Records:
###

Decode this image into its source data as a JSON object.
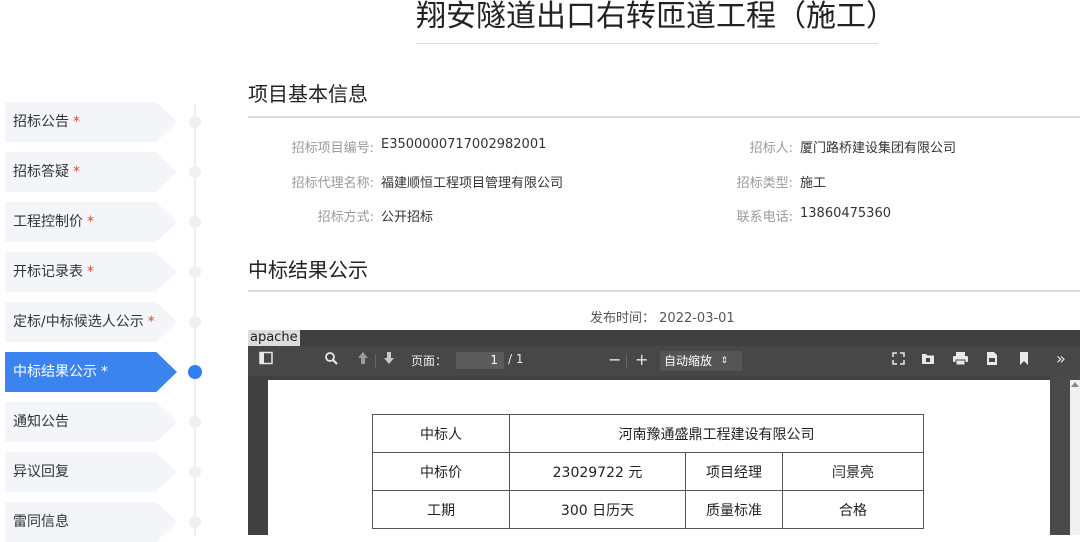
{
  "page_title": "翔安隧道出口右转匝道工程（施工）",
  "sidebar": {
    "items": [
      {
        "label": "招标公告",
        "required": "*"
      },
      {
        "label": "招标答疑",
        "required": "*"
      },
      {
        "label": "工程控制价",
        "required": "*"
      },
      {
        "label": "开标记录表",
        "required": "*"
      },
      {
        "label": "定标/中标候选人公示",
        "required": "*"
      },
      {
        "label": "中标结果公示",
        "required": "*",
        "active": true
      },
      {
        "label": "通知公告",
        "required": ""
      },
      {
        "label": "异议回复",
        "required": ""
      },
      {
        "label": "雷同信息",
        "required": ""
      }
    ]
  },
  "basic_info": {
    "heading": "项目基本信息",
    "fields": {
      "project_no": {
        "label": "招标项目编号:",
        "value": "E3500000717002982001"
      },
      "agent": {
        "label": "招标代理名称:",
        "value": "福建顺恒工程项目管理有限公司"
      },
      "method": {
        "label": "招标方式:",
        "value": "公开招标"
      },
      "tenderer": {
        "label": "招标人:",
        "value": "厦门路桥建设集团有限公司"
      },
      "type": {
        "label": "招标类型:",
        "value": "施工"
      },
      "phone": {
        "label": "联系电话:",
        "value": "13860475360"
      }
    }
  },
  "result": {
    "heading": "中标结果公示",
    "publish_label": "发布时间：",
    "publish_date": "2022-03-01"
  },
  "viewer": {
    "title": "apache",
    "page_label": "页面：",
    "page_current": "1",
    "page_total": "/ 1",
    "zoom": "自动缩放",
    "icons": [
      "sidebar-toggle-icon",
      "search-icon",
      "arrow-up-icon",
      "arrow-down-icon",
      "zoom-out-icon",
      "zoom-in-icon",
      "fullscreen-icon",
      "open-file-icon",
      "print-icon",
      "download-icon",
      "bookmark-icon",
      "more-tools-icon"
    ]
  },
  "award_table": {
    "winner_label": "中标人",
    "winner": "河南豫通盛鼎工程建设有限公司",
    "price_label": "中标价",
    "price": "23029722 元",
    "manager_label": "项目经理",
    "manager": "闫景亮",
    "period_label": "工期",
    "period": "300 日历天",
    "quality_label": "质量标准",
    "quality": "合格"
  },
  "colors": {
    "accent": "#3b84f0",
    "required": "#e0453a",
    "viewer_bg": "#404040"
  }
}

###

▶ [WHAT YOU WILL DO]: Reproduce the whole listing exactly, but not the images in it.

▶ [ANSWER TO THE TASK]:
Decode this image into its source data as a JSON object.
{
  "page_title": "翔安隧道出口右转匝道工程（施工）",
  "sidebar": {
    "items": [
      {
        "label": "招标公告",
        "required": "*"
      },
      {
        "label": "招标答疑",
        "required": "*"
      },
      {
        "label": "工程控制价",
        "required": "*"
      },
      {
        "label": "开标记录表",
        "required": "*"
      },
      {
        "label": "定标/中标候选人公示",
        "required": "*"
      },
      {
        "label": "中标结果公示",
        "required": "*",
        "active": true
      },
      {
        "label": "通知公告",
        "required": ""
      },
      {
        "label": "异议回复",
        "required": ""
      },
      {
        "label": "雷同信息",
        "required": ""
      }
    ]
  },
  "basic_info": {
    "heading": "项目基本信息",
    "fields": {
      "project_no": {
        "label": "招标项目编号:",
        "value": "E3500000717002982001"
      },
      "agent": {
        "label": "招标代理名称:",
        "value": "福建顺恒工程项目管理有限公司"
      },
      "method": {
        "label": "招标方式:",
        "value": "公开招标"
      },
      "tenderer": {
        "label": "招标人:",
        "value": "厦门路桥建设集团有限公司"
      },
      "type": {
        "label": "招标类型:",
        "value": "施工"
      },
      "phone": {
        "label": "联系电话:",
        "value": "13860475360"
      }
    }
  },
  "result": {
    "heading": "中标结果公示",
    "publish_label": "发布时间：",
    "publish_date": "2022-03-01"
  },
  "viewer": {
    "title": "apache",
    "page_label": "页面：",
    "page_current": "1",
    "page_total": "/ 1",
    "zoom": "自动缩放",
    "icons": [
      "sidebar-toggle-icon",
      "search-icon",
      "arrow-up-icon",
      "arrow-down-icon",
      "zoom-out-icon",
      "zoom-in-icon",
      "fullscreen-icon",
      "open-file-icon",
      "print-icon",
      "download-icon",
      "bookmark-icon",
      "more-tools-icon"
    ]
  },
  "award_table": {
    "winner_label": "中标人",
    "winner": "河南豫通盛鼎工程建设有限公司",
    "price_label": "中标价",
    "price": "23029722 元",
    "manager_label": "项目经理",
    "manager": "闫景亮",
    "period_label": "工期",
    "period": "300 日历天",
    "quality_label": "质量标准",
    "quality": "合格"
  },
  "colors": {
    "accent": "#3b84f0",
    "required": "#e0453a",
    "viewer_bg": "#404040"
  }
}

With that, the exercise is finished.